Given records
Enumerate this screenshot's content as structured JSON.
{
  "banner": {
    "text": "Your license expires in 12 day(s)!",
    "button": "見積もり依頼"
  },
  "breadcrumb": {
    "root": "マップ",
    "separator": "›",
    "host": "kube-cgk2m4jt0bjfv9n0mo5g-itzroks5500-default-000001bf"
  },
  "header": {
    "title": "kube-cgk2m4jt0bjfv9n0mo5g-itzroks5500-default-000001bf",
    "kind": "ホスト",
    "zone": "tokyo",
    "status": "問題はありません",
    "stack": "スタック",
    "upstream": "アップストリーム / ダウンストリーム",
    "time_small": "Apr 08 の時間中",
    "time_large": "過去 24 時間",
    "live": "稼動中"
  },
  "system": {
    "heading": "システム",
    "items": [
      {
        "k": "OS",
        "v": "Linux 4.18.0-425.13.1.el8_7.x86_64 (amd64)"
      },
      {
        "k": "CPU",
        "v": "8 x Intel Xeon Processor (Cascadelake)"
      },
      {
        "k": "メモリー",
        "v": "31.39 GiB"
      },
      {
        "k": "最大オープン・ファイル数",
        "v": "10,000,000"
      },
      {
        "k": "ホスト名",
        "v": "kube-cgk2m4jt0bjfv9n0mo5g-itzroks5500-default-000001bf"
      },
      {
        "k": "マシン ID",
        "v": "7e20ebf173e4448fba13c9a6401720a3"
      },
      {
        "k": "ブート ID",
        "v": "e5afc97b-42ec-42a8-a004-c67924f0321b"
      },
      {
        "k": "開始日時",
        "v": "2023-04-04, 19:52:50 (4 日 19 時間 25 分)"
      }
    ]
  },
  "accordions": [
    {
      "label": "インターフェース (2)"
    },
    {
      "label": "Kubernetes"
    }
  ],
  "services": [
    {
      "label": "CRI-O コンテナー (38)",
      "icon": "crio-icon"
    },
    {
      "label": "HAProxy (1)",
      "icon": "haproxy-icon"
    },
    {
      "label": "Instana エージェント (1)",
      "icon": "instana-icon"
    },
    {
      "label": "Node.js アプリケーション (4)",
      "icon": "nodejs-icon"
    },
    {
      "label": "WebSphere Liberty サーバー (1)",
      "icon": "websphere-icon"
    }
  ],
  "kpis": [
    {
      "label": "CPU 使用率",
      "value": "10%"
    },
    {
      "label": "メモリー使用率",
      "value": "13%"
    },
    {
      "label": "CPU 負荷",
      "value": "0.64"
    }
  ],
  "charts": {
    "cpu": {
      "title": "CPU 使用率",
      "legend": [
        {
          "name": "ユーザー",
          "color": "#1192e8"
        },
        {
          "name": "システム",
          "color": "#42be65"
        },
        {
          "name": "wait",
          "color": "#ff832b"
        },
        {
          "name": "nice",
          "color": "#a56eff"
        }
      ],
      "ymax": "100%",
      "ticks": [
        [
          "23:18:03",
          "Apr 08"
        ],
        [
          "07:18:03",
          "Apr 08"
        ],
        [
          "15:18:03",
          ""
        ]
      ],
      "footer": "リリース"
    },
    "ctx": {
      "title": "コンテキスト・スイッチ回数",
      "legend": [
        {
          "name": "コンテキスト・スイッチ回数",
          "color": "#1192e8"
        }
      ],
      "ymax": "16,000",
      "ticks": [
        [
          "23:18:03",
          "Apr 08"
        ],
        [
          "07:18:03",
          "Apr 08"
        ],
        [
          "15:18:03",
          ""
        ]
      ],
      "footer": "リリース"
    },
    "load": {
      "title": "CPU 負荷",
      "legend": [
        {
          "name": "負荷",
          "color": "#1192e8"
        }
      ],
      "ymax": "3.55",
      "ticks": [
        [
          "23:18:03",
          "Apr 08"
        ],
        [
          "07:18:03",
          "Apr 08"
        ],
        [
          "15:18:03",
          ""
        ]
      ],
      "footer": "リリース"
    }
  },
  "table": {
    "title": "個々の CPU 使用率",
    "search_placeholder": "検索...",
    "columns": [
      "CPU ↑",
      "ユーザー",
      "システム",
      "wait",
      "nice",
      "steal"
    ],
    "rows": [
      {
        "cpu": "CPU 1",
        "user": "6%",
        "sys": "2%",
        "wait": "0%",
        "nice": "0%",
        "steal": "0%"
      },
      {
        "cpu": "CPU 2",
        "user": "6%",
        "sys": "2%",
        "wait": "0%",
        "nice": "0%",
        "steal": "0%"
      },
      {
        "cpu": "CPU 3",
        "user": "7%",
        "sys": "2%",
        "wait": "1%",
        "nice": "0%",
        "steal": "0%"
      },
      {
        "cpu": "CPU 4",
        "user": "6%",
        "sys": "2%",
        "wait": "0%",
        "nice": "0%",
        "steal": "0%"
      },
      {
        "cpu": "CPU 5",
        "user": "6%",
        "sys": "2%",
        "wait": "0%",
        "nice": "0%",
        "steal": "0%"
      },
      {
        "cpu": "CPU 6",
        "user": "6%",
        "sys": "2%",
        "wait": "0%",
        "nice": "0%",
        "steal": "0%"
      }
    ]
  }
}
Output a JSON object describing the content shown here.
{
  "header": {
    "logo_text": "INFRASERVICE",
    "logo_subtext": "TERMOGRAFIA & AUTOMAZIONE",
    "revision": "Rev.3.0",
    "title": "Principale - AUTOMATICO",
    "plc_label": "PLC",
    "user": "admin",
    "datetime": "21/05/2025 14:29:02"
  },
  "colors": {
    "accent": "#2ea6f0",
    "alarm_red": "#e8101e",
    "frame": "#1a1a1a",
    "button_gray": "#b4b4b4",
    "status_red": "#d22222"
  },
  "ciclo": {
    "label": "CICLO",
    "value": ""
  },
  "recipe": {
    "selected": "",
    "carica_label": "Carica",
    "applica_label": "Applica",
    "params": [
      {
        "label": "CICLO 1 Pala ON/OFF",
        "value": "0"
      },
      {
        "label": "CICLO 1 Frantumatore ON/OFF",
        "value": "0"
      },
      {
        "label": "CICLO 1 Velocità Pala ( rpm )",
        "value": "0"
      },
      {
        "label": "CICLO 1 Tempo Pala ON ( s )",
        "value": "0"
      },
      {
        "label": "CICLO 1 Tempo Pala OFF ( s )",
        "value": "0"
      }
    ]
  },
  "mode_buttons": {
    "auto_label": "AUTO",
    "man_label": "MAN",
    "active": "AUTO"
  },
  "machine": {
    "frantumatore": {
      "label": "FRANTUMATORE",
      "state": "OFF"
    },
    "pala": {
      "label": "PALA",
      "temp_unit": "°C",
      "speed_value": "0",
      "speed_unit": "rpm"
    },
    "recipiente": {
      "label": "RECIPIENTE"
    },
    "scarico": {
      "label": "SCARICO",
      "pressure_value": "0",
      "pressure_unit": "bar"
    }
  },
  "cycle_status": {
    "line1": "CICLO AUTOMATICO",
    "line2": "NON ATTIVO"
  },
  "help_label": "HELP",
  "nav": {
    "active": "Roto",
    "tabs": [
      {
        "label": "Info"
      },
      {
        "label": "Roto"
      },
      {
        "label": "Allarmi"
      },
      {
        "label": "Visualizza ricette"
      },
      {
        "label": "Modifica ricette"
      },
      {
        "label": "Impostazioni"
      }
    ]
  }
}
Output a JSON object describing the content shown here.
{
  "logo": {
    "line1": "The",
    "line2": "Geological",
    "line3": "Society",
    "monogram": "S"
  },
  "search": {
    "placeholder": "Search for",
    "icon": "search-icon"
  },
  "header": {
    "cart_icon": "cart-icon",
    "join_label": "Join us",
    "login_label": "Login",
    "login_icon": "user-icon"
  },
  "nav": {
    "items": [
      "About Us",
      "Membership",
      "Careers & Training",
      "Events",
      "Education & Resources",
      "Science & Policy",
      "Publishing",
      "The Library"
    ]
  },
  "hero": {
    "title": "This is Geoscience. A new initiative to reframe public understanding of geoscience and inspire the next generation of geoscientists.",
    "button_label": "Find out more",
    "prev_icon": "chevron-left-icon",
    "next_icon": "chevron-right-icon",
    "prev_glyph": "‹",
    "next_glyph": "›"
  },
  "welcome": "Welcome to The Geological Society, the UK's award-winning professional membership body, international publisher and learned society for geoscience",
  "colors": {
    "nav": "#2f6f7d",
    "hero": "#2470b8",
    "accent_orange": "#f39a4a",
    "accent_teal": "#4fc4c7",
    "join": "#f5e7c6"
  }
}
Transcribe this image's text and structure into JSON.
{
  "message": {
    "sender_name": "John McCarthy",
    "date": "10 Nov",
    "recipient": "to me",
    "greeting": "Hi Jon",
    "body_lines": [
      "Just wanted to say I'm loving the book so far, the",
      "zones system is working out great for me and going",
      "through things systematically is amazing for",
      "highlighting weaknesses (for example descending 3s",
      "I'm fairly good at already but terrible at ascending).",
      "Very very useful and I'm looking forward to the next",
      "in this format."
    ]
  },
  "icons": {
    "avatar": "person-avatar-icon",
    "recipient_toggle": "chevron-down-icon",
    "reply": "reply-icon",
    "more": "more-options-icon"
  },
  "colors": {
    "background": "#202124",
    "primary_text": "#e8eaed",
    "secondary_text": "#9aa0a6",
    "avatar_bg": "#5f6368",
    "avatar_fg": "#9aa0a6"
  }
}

Goal
Repeat only the stretch of lines that begins at the line containing "Transcribe this image's" and ends at the last line above, both included.

Answer to the task
Transcribe this image's text and structure into JSON.
{
  "message": {
    "sender_name": "John McCarthy",
    "date": "10 Nov",
    "recipient": "to me",
    "greeting": "Hi Jon",
    "body_lines": [
      "Just wanted to say I'm loving the book so far, the",
      "zones system is working out great for me and going",
      "through things systematically is amazing for",
      "highlighting weaknesses (for example descending 3s",
      "I'm fairly good at already but terrible at ascending).",
      "Very very useful and I'm looking forward to the next",
      "in this format."
    ]
  },
  "icons": {
    "avatar": "person-avatar-icon",
    "recipient_toggle": "chevron-down-icon",
    "reply": "reply-icon",
    "more": "more-options-icon"
  },
  "colors": {
    "background": "#202124",
    "primary_text": "#e8eaed",
    "secondary_text": "#9aa0a6",
    "avatar_bg": "#5f6368",
    "avatar_fg": "#9aa0a6"
  }
}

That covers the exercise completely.